**Data for this exercise:**
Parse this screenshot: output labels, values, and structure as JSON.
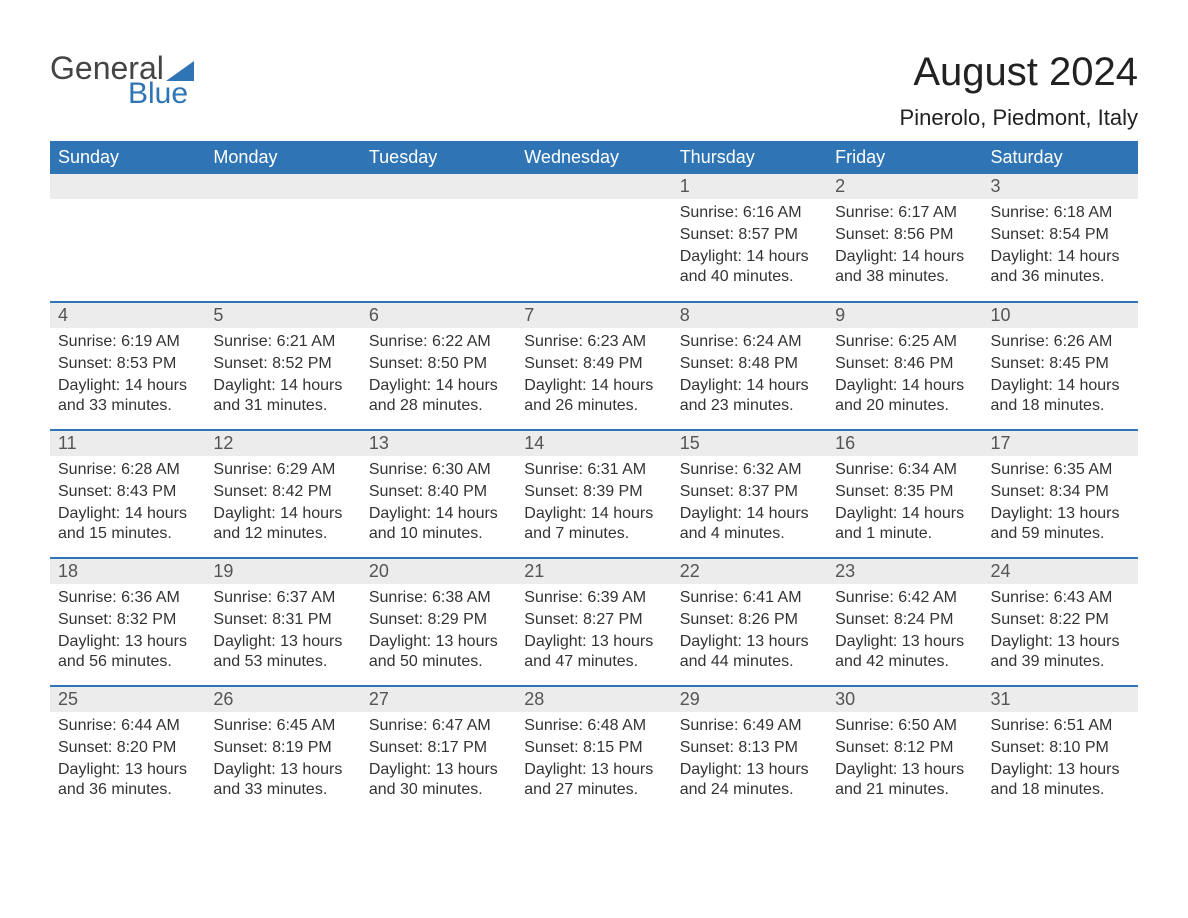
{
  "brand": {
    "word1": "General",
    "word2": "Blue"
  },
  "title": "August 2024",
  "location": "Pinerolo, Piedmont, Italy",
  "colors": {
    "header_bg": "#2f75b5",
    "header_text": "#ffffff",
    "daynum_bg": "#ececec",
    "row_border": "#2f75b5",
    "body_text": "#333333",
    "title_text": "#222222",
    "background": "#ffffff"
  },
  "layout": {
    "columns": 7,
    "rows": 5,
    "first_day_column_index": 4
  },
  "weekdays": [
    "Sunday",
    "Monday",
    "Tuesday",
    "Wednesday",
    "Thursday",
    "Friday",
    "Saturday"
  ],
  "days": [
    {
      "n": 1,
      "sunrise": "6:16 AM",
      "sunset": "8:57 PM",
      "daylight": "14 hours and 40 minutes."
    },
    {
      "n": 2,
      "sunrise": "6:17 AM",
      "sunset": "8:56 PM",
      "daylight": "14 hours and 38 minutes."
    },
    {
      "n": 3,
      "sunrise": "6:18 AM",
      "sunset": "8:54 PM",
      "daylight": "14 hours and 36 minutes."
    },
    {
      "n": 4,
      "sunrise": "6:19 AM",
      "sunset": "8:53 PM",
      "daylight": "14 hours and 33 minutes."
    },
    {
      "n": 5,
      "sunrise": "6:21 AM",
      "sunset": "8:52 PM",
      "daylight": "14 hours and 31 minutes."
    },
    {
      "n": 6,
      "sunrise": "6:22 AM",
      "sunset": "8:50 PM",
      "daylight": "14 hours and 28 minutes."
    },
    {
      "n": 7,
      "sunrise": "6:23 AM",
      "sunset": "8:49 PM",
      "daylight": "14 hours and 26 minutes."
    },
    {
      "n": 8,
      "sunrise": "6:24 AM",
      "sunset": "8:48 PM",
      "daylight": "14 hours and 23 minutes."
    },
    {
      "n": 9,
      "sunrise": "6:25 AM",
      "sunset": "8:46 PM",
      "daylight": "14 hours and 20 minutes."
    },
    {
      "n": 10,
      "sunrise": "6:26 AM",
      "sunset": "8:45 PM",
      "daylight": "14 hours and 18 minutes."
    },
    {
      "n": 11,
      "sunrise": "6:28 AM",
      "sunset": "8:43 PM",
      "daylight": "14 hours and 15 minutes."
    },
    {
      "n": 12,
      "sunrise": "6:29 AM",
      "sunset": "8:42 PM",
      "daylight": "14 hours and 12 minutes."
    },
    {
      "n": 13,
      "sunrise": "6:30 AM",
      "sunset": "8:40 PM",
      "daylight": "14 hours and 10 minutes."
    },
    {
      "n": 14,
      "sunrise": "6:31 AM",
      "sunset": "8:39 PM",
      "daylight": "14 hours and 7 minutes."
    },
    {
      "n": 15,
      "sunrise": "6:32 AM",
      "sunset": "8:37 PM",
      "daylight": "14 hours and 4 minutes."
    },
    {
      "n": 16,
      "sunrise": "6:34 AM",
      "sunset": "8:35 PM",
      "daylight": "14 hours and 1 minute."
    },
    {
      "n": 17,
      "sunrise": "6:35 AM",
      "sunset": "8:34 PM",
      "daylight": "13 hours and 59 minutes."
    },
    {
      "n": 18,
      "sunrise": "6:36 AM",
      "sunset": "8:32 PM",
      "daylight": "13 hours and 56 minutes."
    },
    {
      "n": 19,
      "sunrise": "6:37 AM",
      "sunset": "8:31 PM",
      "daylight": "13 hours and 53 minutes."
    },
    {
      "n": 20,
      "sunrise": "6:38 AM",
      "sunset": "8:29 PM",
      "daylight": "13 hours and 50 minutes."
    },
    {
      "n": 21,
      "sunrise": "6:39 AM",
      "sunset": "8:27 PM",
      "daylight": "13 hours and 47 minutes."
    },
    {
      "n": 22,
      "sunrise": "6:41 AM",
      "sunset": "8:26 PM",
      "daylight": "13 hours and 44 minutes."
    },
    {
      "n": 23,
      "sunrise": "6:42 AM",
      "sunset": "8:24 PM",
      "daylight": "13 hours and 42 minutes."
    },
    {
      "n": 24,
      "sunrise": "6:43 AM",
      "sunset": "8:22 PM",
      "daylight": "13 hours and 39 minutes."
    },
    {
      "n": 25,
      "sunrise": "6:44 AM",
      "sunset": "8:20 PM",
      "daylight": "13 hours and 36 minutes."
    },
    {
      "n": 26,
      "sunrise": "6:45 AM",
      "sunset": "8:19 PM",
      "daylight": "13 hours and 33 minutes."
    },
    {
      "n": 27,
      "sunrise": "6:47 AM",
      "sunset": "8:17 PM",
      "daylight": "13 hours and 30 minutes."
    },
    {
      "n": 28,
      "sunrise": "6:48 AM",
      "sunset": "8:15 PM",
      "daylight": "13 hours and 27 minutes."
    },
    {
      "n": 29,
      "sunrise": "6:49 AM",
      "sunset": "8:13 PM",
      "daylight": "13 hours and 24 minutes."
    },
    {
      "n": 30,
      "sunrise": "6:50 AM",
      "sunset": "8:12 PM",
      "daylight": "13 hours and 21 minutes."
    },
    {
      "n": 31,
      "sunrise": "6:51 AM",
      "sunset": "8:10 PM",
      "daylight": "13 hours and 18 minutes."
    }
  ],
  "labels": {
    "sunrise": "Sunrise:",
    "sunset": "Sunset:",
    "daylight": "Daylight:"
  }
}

**Task brief:** Copy out each record shown above without alteration, skipping any picture.

**Solution:**
Parse this screenshot: output labels, values, and structure as JSON.
{
  "brand": {
    "word1": "General",
    "word2": "Blue"
  },
  "title": "August 2024",
  "location": "Pinerolo, Piedmont, Italy",
  "colors": {
    "header_bg": "#2f75b5",
    "header_text": "#ffffff",
    "daynum_bg": "#ececec",
    "row_border": "#2f75b5",
    "body_text": "#333333",
    "title_text": "#222222",
    "background": "#ffffff"
  },
  "layout": {
    "columns": 7,
    "rows": 5,
    "first_day_column_index": 4
  },
  "weekdays": [
    "Sunday",
    "Monday",
    "Tuesday",
    "Wednesday",
    "Thursday",
    "Friday",
    "Saturday"
  ],
  "days": [
    {
      "n": 1,
      "sunrise": "6:16 AM",
      "sunset": "8:57 PM",
      "daylight": "14 hours and 40 minutes."
    },
    {
      "n": 2,
      "sunrise": "6:17 AM",
      "sunset": "8:56 PM",
      "daylight": "14 hours and 38 minutes."
    },
    {
      "n": 3,
      "sunrise": "6:18 AM",
      "sunset": "8:54 PM",
      "daylight": "14 hours and 36 minutes."
    },
    {
      "n": 4,
      "sunrise": "6:19 AM",
      "sunset": "8:53 PM",
      "daylight": "14 hours and 33 minutes."
    },
    {
      "n": 5,
      "sunrise": "6:21 AM",
      "sunset": "8:52 PM",
      "daylight": "14 hours and 31 minutes."
    },
    {
      "n": 6,
      "sunrise": "6:22 AM",
      "sunset": "8:50 PM",
      "daylight": "14 hours and 28 minutes."
    },
    {
      "n": 7,
      "sunrise": "6:23 AM",
      "sunset": "8:49 PM",
      "daylight": "14 hours and 26 minutes."
    },
    {
      "n": 8,
      "sunrise": "6:24 AM",
      "sunset": "8:48 PM",
      "daylight": "14 hours and 23 minutes."
    },
    {
      "n": 9,
      "sunrise": "6:25 AM",
      "sunset": "8:46 PM",
      "daylight": "14 hours and 20 minutes."
    },
    {
      "n": 10,
      "sunrise": "6:26 AM",
      "sunset": "8:45 PM",
      "daylight": "14 hours and 18 minutes."
    },
    {
      "n": 11,
      "sunrise": "6:28 AM",
      "sunset": "8:43 PM",
      "daylight": "14 hours and 15 minutes."
    },
    {
      "n": 12,
      "sunrise": "6:29 AM",
      "sunset": "8:42 PM",
      "daylight": "14 hours and 12 minutes."
    },
    {
      "n": 13,
      "sunrise": "6:30 AM",
      "sunset": "8:40 PM",
      "daylight": "14 hours and 10 minutes."
    },
    {
      "n": 14,
      "sunrise": "6:31 AM",
      "sunset": "8:39 PM",
      "daylight": "14 hours and 7 minutes."
    },
    {
      "n": 15,
      "sunrise": "6:32 AM",
      "sunset": "8:37 PM",
      "daylight": "14 hours and 4 minutes."
    },
    {
      "n": 16,
      "sunrise": "6:34 AM",
      "sunset": "8:35 PM",
      "daylight": "14 hours and 1 minute."
    },
    {
      "n": 17,
      "sunrise": "6:35 AM",
      "sunset": "8:34 PM",
      "daylight": "13 hours and 59 minutes."
    },
    {
      "n": 18,
      "sunrise": "6:36 AM",
      "sunset": "8:32 PM",
      "daylight": "13 hours and 56 minutes."
    },
    {
      "n": 19,
      "sunrise": "6:37 AM",
      "sunset": "8:31 PM",
      "daylight": "13 hours and 53 minutes."
    },
    {
      "n": 20,
      "sunrise": "6:38 AM",
      "sunset": "8:29 PM",
      "daylight": "13 hours and 50 minutes."
    },
    {
      "n": 21,
      "sunrise": "6:39 AM",
      "sunset": "8:27 PM",
      "daylight": "13 hours and 47 minutes."
    },
    {
      "n": 22,
      "sunrise": "6:41 AM",
      "sunset": "8:26 PM",
      "daylight": "13 hours and 44 minutes."
    },
    {
      "n": 23,
      "sunrise": "6:42 AM",
      "sunset": "8:24 PM",
      "daylight": "13 hours and 42 minutes."
    },
    {
      "n": 24,
      "sunrise": "6:43 AM",
      "sunset": "8:22 PM",
      "daylight": "13 hours and 39 minutes."
    },
    {
      "n": 25,
      "sunrise": "6:44 AM",
      "sunset": "8:20 PM",
      "daylight": "13 hours and 36 minutes."
    },
    {
      "n": 26,
      "sunrise": "6:45 AM",
      "sunset": "8:19 PM",
      "daylight": "13 hours and 33 minutes."
    },
    {
      "n": 27,
      "sunrise": "6:47 AM",
      "sunset": "8:17 PM",
      "daylight": "13 hours and 30 minutes."
    },
    {
      "n": 28,
      "sunrise": "6:48 AM",
      "sunset": "8:15 PM",
      "daylight": "13 hours and 27 minutes."
    },
    {
      "n": 29,
      "sunrise": "6:49 AM",
      "sunset": "8:13 PM",
      "daylight": "13 hours and 24 minutes."
    },
    {
      "n": 30,
      "sunrise": "6:50 AM",
      "sunset": "8:12 PM",
      "daylight": "13 hours and 21 minutes."
    },
    {
      "n": 31,
      "sunrise": "6:51 AM",
      "sunset": "8:10 PM",
      "daylight": "13 hours and 18 minutes."
    }
  ],
  "labels": {
    "sunrise": "Sunrise:",
    "sunset": "Sunset:",
    "daylight": "Daylight:"
  }
}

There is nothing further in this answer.